> [Set task]: All the data should be repeated exactly. Any image in it is left out.

☆ ☆ ☆

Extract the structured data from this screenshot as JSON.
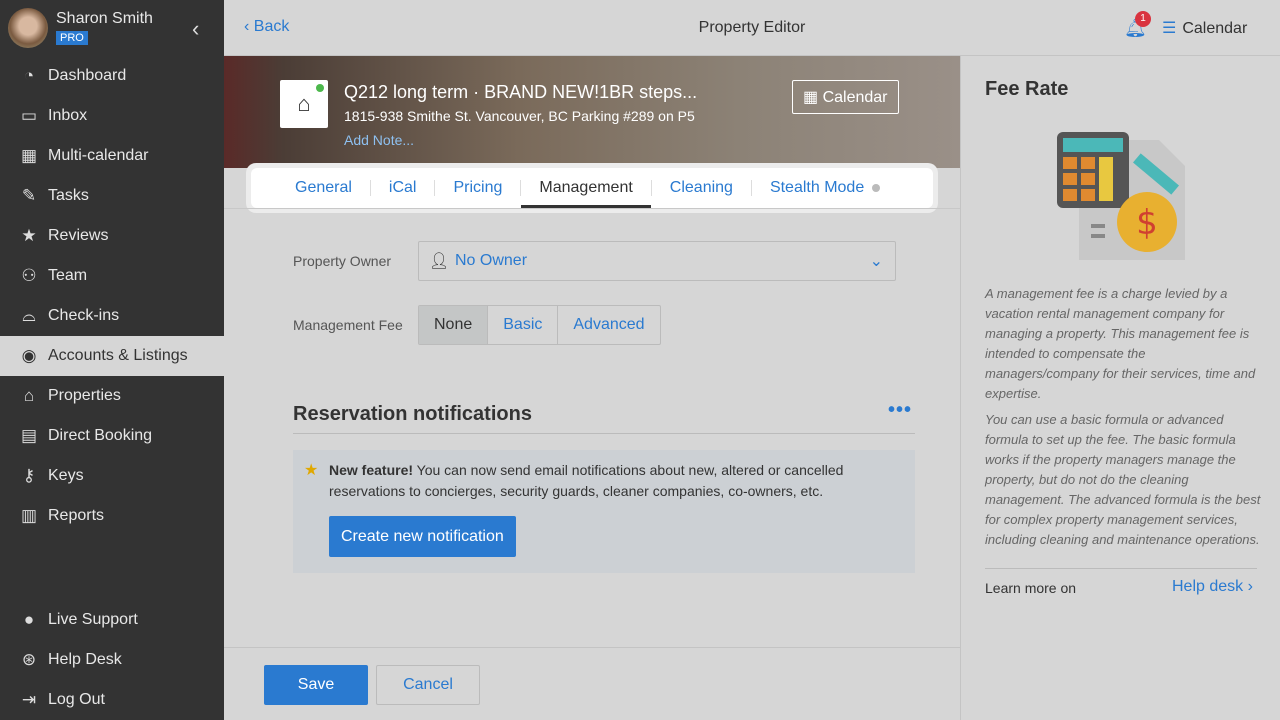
{
  "user": {
    "name": "Sharon Smith",
    "plan": "PRO"
  },
  "sidebar": {
    "items": [
      {
        "label": "Dashboard",
        "icon": "gauge-icon"
      },
      {
        "label": "Inbox",
        "icon": "inbox-icon"
      },
      {
        "label": "Multi-calendar",
        "icon": "calendar-icon"
      },
      {
        "label": "Tasks",
        "icon": "tasks-icon"
      },
      {
        "label": "Reviews",
        "icon": "star-icon"
      },
      {
        "label": "Team",
        "icon": "team-icon"
      },
      {
        "label": "Check-ins",
        "icon": "bell-icon"
      },
      {
        "label": "Accounts & Listings",
        "icon": "user-circle-icon",
        "active": true
      },
      {
        "label": "Properties",
        "icon": "home-icon"
      },
      {
        "label": "Direct Booking",
        "icon": "browser-code-icon"
      },
      {
        "label": "Keys",
        "icon": "key-icon"
      },
      {
        "label": "Reports",
        "icon": "chart-icon"
      }
    ],
    "bottom": [
      {
        "label": "Live Support",
        "icon": "chat-icon"
      },
      {
        "label": "Help Desk",
        "icon": "lifebuoy-icon"
      },
      {
        "label": "Log Out",
        "icon": "logout-icon"
      }
    ]
  },
  "header": {
    "back": "Back",
    "title": "Property Editor",
    "notifications": "1",
    "calendar": "Calendar"
  },
  "property": {
    "title": "Q212 long term · BRAND NEW!1BR steps...",
    "address": "1815-938 Smithe St. Vancouver, BC Parking #289 on P5",
    "note": "Add Note...",
    "calendar": "Calendar"
  },
  "tabs": [
    "General",
    "iCal",
    "Pricing",
    "Management",
    "Cleaning",
    "Stealth Mode"
  ],
  "form": {
    "owner_label": "Property Owner",
    "owner_value": "No Owner",
    "fee_label": "Management Fee",
    "fee_options": [
      "None",
      "Basic",
      "Advanced"
    ],
    "fee_selected": "None"
  },
  "notifications": {
    "title": "Reservation notifications",
    "bold": "New feature!",
    "text": " You can now send email notifications about new, altered or cancelled reservations to concierges, security guards, cleaner companies, co-owners, etc.",
    "button": "Create new notification"
  },
  "footer": {
    "save": "Save",
    "cancel": "Cancel"
  },
  "panel": {
    "title": "Fee Rate",
    "p1": "A management fee is a charge levied by a vacation rental management company for managing a property. This management fee is intended to compensate the managers/company for their services, time and expertise.",
    "p2": "You can use a basic formula or advanced formula to set up the fee. The basic formula works if the property managers manage the property, but do not do the cleaning management. The advanced formula is the best for complex property management services, including cleaning and maintenance operations.",
    "learn": "Learn more on",
    "helpdesk": "Help desk"
  }
}
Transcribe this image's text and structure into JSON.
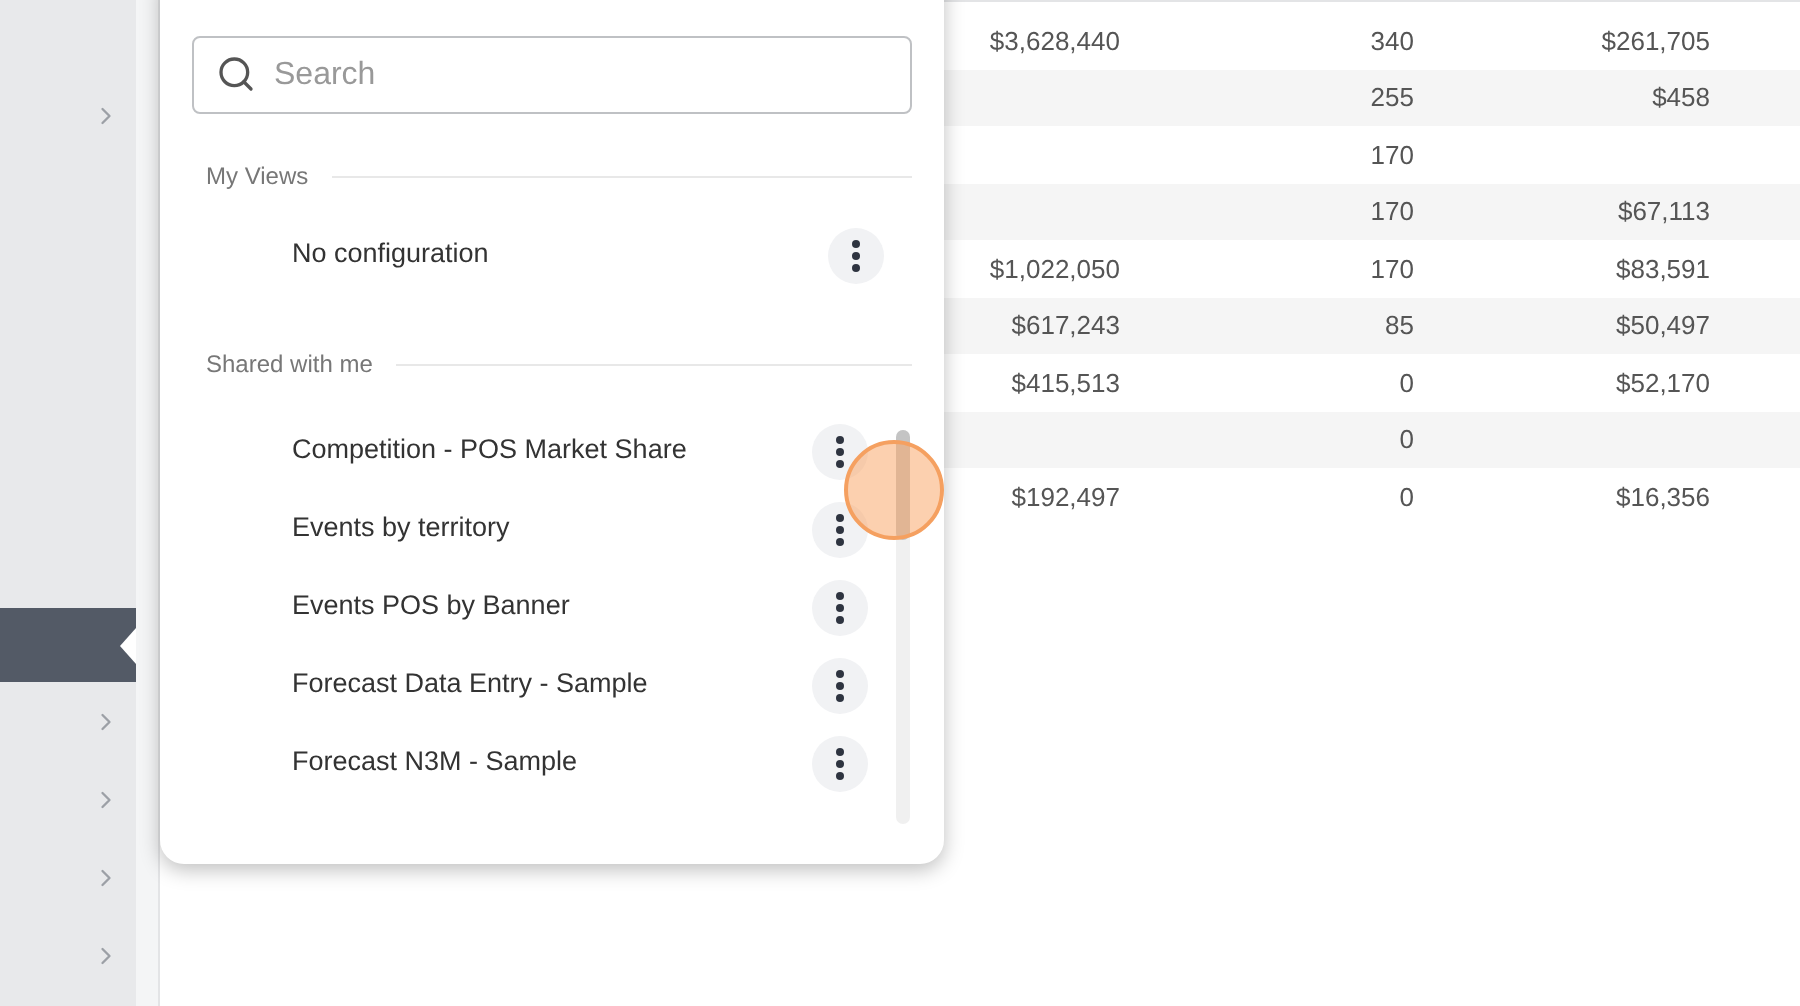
{
  "sidebar": {
    "top_items": [
      {
        "expandable": true,
        "selected": false
      }
    ],
    "bottom_items": [
      {
        "expandable": false,
        "selected": true
      },
      {
        "expandable": true,
        "selected": false
      },
      {
        "expandable": true,
        "selected": false
      },
      {
        "expandable": true,
        "selected": false
      },
      {
        "expandable": true,
        "selected": false
      }
    ]
  },
  "table": {
    "rows": [
      {
        "cells": [
          "$3,628,440",
          "340",
          "$261,705"
        ]
      },
      {
        "cells": [
          "",
          "255",
          "$458"
        ]
      },
      {
        "cells": [
          "",
          "170",
          ""
        ]
      },
      {
        "cells": [
          "",
          "170",
          "$67,113"
        ]
      },
      {
        "cells": [
          "$1,022,050",
          "170",
          "$83,591"
        ]
      },
      {
        "cells": [
          "$617,243",
          "85",
          "$50,497"
        ]
      },
      {
        "cells": [
          "$415,513",
          "0",
          "$52,170"
        ]
      },
      {
        "cells": [
          "",
          "0",
          ""
        ]
      },
      {
        "cells": [
          "$192,497",
          "0",
          "$16,356"
        ]
      }
    ]
  },
  "views_popover": {
    "search": {
      "placeholder": "Search"
    },
    "sections": [
      {
        "title": "My Views",
        "items": [
          {
            "label": "No configuration"
          }
        ]
      },
      {
        "title": "Shared with me",
        "items": [
          {
            "label": "Competition - POS Market Share"
          },
          {
            "label": "Events by territory"
          },
          {
            "label": "Events POS by Banner"
          },
          {
            "label": "Forecast Data Entry - Sample"
          },
          {
            "label": "Forecast N3M - Sample"
          }
        ]
      }
    ]
  }
}
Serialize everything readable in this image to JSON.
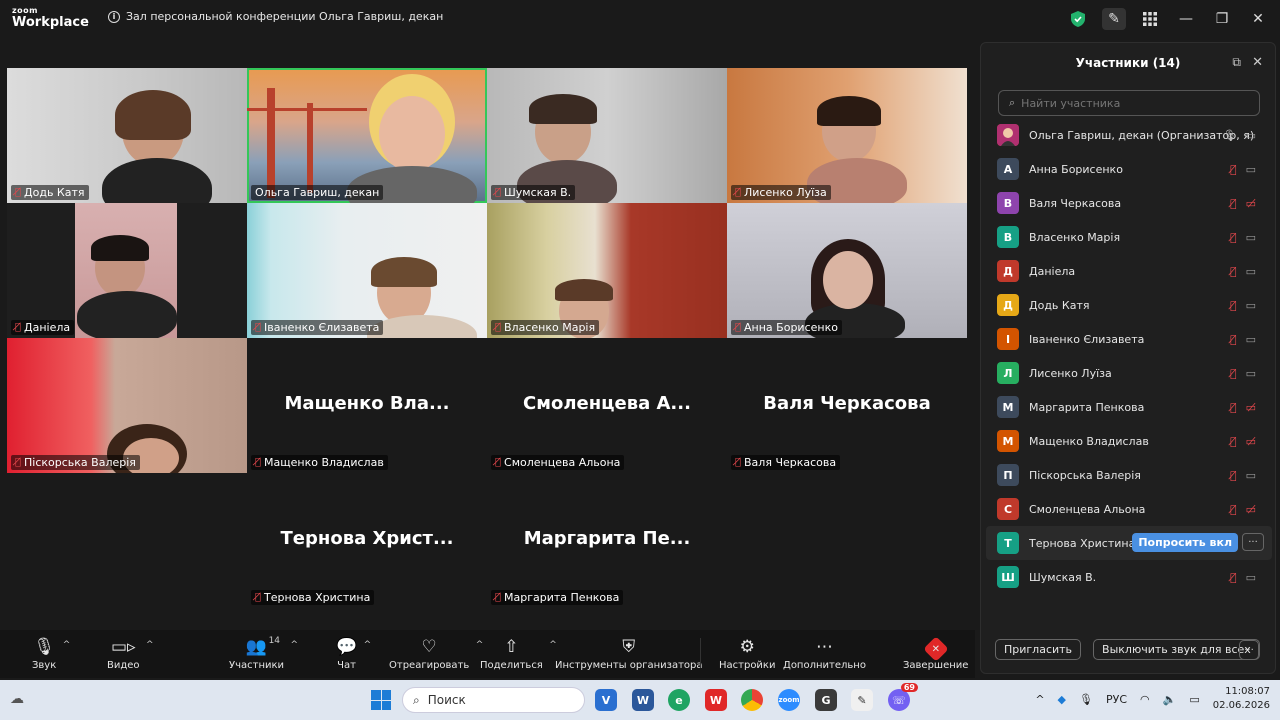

☆ ☆ ☆

> [Solution to this task]:
Extract the structured data from this screenshot as JSON.
{
  "user": {
    "name": "Sharon Smith",
    "plan": "PRO"
  },
  "sidebar": {
    "items": [
      {
        "label": "Dashboard",
        "icon": "gauge-icon"
      },
      {
        "label": "Inbox",
        "icon": "inbox-icon"
      },
      {
        "label": "Multi-calendar",
        "icon": "calendar-icon"
      },
      {
        "label": "Tasks",
        "icon": "tasks-icon"
      },
      {
        "label": "Reviews",
        "icon": "star-icon"
      },
      {
        "label": "Team",
        "icon": "team-icon"
      },
      {
        "label": "Check-ins",
        "icon": "bell-icon"
      },
      {
        "label": "Accounts & Listings",
        "icon": "user-circle-icon",
        "active": true
      },
      {
        "label": "Properties",
        "icon": "home-icon"
      },
      {
        "label": "Direct Booking",
        "icon": "browser-code-icon"
      },
      {
        "label": "Keys",
        "icon": "key-icon"
      },
      {
        "label": "Reports",
        "icon": "chart-icon"
      }
    ],
    "bottom": [
      {
        "label": "Live Support",
        "icon": "chat-icon"
      },
      {
        "label": "Help Desk",
        "icon": "lifebuoy-icon"
      },
      {
        "label": "Log Out",
        "icon": "logout-icon"
      }
    ]
  },
  "header": {
    "back": "Back",
    "title": "Property Editor",
    "notifications": "1",
    "calendar": "Calendar"
  },
  "property": {
    "title": "Q212 long term · BRAND NEW!1BR steps...",
    "address": "1815-938 Smithe St. Vancouver, BC Parking #289 on P5",
    "note": "Add Note...",
    "calendar": "Calendar"
  },
  "tabs": [
    "General",
    "iCal",
    "Pricing",
    "Management",
    "Cleaning",
    "Stealth Mode"
  ],
  "form": {
    "owner_label": "Property Owner",
    "owner_value": "No Owner",
    "fee_label": "Management Fee",
    "fee_options": [
      "None",
      "Basic",
      "Advanced"
    ],
    "fee_selected": "None"
  },
  "notifications": {
    "title": "Reservation notifications",
    "bold": "New feature!",
    "text": " You can now send email notifications about new, altered or cancelled reservations to concierges, security guards, cleaner companies, co-owners, etc.",
    "button": "Create new notification"
  },
  "footer": {
    "save": "Save",
    "cancel": "Cancel"
  },
  "panel": {
    "title": "Fee Rate",
    "p1": "A management fee is a charge levied by a vacation rental management company for managing a property. This management fee is intended to compensate the managers/company for their services, time and expertise.",
    "p2": "You can use a basic formula or advanced formula to set up the fee. The basic formula works if the property managers manage the property, but do not do the cleaning management. The advanced formula is the best for complex property management services, including cleaning and maintenance operations.",
    "learn": "Learn more on",
    "helpdesk": "Help desk"
  }
}
Transcribe this image's text and structure into JSON.
{
  "sidebar": {
    "top_items": [
      {
        "expandable": true,
        "selected": false
      }
    ],
    "bottom_items": [
      {
        "expandable": false,
        "selected": true
      },
      {
        "expandable": true,
        "selected": false
      },
      {
        "expandable": true,
        "selected": false
      },
      {
        "expandable": true,
        "selected": false
      },
      {
        "expandable": true,
        "selected": false
      }
    ]
  },
  "table": {
    "rows": [
      {
        "cells": [
          "$3,628,440",
          "340",
          "$261,705"
        ]
      },
      {
        "cells": [
          "",
          "255",
          "$458"
        ]
      },
      {
        "cells": [
          "",
          "170",
          ""
        ]
      },
      {
        "cells": [
          "",
          "170",
          "$67,113"
        ]
      },
      {
        "cells": [
          "$1,022,050",
          "170",
          "$83,591"
        ]
      },
      {
        "cells": [
          "$617,243",
          "85",
          "$50,497"
        ]
      },
      {
        "cells": [
          "$415,513",
          "0",
          "$52,170"
        ]
      },
      {
        "cells": [
          "",
          "0",
          ""
        ]
      },
      {
        "cells": [
          "$192,497",
          "0",
          "$16,356"
        ]
      }
    ]
  },
  "views_popover": {
    "search": {
      "placeholder": "Search"
    },
    "sections": [
      {
        "title": "My Views",
        "items": [
          {
            "label": "No configuration"
          }
        ]
      },
      {
        "title": "Shared with me",
        "items": [
          {
            "label": "Competition - POS Market Share"
          },
          {
            "label": "Events by territory"
          },
          {
            "label": "Events POS by Banner"
          },
          {
            "label": "Forecast Data Entry - Sample"
          },
          {
            "label": "Forecast N3M - Sample"
          }
        ]
      }
    ]
  }
}
Serialize everything readable in this image to JSON.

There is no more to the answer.